[Records from a dataset]
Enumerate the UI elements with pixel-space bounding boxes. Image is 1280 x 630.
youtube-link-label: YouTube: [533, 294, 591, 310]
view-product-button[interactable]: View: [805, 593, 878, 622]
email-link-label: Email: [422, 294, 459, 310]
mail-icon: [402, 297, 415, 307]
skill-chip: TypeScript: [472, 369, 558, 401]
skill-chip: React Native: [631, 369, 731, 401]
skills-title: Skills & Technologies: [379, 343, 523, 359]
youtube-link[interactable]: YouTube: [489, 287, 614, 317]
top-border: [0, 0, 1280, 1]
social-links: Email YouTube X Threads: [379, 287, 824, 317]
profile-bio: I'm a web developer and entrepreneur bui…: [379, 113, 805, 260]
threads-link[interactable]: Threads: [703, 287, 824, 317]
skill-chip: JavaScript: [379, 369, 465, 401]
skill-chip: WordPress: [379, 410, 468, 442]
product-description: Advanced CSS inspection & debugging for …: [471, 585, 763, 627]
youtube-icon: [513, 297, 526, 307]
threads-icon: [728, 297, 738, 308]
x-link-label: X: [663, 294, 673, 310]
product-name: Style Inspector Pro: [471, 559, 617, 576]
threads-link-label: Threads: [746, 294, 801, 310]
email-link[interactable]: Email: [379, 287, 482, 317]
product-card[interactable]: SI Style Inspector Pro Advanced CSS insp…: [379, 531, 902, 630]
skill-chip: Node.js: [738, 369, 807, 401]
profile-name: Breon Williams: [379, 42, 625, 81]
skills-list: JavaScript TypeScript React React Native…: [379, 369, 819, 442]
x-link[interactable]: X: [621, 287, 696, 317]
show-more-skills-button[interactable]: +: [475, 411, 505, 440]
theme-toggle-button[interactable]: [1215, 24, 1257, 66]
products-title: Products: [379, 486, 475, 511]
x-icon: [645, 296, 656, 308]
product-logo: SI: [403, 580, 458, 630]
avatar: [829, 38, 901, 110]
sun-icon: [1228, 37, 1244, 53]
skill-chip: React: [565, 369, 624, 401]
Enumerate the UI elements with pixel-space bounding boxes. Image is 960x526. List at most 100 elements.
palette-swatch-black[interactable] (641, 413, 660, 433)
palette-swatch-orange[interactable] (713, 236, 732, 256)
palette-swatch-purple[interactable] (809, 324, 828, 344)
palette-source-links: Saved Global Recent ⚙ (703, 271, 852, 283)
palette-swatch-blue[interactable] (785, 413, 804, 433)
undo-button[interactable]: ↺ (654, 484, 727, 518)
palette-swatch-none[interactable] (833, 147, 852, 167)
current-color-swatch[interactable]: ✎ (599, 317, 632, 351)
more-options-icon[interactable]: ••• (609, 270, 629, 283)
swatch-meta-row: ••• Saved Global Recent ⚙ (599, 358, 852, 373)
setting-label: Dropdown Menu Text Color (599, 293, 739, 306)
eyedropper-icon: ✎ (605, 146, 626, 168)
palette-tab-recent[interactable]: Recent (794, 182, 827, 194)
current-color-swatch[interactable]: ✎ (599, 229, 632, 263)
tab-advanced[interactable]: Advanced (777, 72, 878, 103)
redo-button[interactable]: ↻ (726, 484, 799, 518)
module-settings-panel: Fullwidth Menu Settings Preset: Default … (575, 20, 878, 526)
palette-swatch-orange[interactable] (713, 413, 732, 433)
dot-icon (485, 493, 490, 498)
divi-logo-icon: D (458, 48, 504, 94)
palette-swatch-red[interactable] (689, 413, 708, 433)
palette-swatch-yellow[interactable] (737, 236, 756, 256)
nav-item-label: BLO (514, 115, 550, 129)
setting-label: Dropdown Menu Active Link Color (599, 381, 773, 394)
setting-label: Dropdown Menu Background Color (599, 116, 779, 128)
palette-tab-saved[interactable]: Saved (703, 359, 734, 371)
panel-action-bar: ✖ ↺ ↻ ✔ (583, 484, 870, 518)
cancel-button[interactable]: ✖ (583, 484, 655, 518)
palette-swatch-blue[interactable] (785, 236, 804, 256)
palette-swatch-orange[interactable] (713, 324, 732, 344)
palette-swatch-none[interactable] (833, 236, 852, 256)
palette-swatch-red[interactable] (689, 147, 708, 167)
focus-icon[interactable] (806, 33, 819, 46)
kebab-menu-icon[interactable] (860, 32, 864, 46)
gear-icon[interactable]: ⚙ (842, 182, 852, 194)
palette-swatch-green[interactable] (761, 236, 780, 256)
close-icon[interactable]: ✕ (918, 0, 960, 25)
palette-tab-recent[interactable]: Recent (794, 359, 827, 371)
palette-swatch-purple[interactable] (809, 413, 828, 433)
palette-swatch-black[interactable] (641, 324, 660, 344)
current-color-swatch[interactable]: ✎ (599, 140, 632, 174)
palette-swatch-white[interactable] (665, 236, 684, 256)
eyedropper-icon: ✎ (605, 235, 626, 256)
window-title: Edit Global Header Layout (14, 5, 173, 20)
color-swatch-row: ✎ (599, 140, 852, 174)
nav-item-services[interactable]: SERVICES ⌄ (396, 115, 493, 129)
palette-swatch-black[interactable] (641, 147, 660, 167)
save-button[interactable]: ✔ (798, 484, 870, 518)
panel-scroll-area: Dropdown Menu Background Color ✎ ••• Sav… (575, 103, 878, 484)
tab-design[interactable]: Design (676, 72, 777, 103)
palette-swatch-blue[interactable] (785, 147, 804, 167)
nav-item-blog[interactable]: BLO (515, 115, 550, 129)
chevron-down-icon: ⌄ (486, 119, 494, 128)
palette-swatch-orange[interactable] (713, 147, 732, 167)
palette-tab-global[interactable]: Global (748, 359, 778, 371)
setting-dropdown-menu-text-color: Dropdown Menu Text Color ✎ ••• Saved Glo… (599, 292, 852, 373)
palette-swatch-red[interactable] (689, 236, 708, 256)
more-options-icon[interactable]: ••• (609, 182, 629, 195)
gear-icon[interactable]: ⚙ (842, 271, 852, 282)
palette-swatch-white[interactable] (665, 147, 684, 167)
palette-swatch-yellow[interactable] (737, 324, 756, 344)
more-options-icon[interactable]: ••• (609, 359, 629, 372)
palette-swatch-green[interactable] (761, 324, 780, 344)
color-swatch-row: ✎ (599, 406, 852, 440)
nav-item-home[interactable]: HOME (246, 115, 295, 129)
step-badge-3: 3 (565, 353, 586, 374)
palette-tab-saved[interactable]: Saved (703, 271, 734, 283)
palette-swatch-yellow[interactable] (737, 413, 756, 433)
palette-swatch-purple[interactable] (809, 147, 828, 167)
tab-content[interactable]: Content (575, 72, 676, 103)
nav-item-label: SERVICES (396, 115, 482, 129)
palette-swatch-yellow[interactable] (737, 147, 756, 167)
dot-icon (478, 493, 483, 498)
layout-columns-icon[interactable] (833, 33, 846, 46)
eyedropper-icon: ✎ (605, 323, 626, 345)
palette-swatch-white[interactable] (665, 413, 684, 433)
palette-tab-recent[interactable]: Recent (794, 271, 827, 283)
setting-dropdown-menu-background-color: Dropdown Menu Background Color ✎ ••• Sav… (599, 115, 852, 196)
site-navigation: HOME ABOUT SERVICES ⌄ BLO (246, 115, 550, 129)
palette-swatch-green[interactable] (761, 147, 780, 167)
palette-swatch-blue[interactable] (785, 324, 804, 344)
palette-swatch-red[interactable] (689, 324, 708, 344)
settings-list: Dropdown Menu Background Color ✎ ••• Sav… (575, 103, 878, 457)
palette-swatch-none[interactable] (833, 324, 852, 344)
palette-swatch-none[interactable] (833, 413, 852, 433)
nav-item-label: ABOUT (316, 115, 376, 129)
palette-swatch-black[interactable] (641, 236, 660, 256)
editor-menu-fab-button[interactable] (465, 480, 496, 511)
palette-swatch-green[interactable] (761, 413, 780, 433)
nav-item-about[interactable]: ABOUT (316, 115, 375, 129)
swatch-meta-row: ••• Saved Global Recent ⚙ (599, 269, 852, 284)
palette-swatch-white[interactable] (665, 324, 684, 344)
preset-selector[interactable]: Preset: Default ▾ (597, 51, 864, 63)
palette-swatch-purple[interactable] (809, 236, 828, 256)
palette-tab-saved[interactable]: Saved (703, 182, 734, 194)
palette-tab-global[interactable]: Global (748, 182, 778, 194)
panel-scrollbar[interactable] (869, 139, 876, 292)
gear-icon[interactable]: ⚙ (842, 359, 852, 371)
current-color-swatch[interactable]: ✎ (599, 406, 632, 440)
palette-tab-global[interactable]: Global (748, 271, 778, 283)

What is asked: Present the data from its first line up to and including the line with "profile-name: Breon Williams: [379, 42, 625, 81]" as a numbered list, leaving out any blank lines.

Solution to the exercise:
1. Enumerate the UI elements with pixel-space bounding boxes. Image is 1280 x 630.
2. youtube-link-label: YouTube: [533, 294, 591, 310]
3. view-product-button[interactable]: View: [805, 593, 878, 622]
4. email-link-label: Email: [422, 294, 459, 310]
5. mail-icon: [402, 297, 415, 307]
6. skill-chip: TypeScript: [472, 369, 558, 401]
7. skill-chip: React Native: [631, 369, 731, 401]
8. skills-title: Skills & Technologies: [379, 343, 523, 359]
9. youtube-link[interactable]: YouTube: [489, 287, 614, 317]
10. top-border: [0, 0, 1280, 1]
11. social-links: Email YouTube X Threads: [379, 287, 824, 317]
12. profile-bio: I'm a web developer and entrepreneur bui…: [379, 113, 805, 260]
13. threads-link[interactable]: Threads: [703, 287, 824, 317]
14. skill-chip: JavaScript: [379, 369, 465, 401]
15. skill-chip: WordPress: [379, 410, 468, 442]
16. product-description: Advanced CSS inspection & debugging for …: [471, 585, 763, 627]
17. youtube-icon: [513, 297, 526, 307]
18. threads-icon: [728, 297, 738, 308]
19. x-link-label: X: [663, 294, 673, 310]
20. product-name: Style Inspector Pro: [471, 559, 617, 576]
21. threads-link-label: Threads: [746, 294, 801, 310]
22. email-link[interactable]: Email: [379, 287, 482, 317]
23. product-card[interactable]: SI Style Inspector Pro Advanced CSS insp…: [379, 531, 902, 630]
24. skill-chip: Node.js: [738, 369, 807, 401]
25. profile-name: Breon Williams: [379, 42, 625, 81]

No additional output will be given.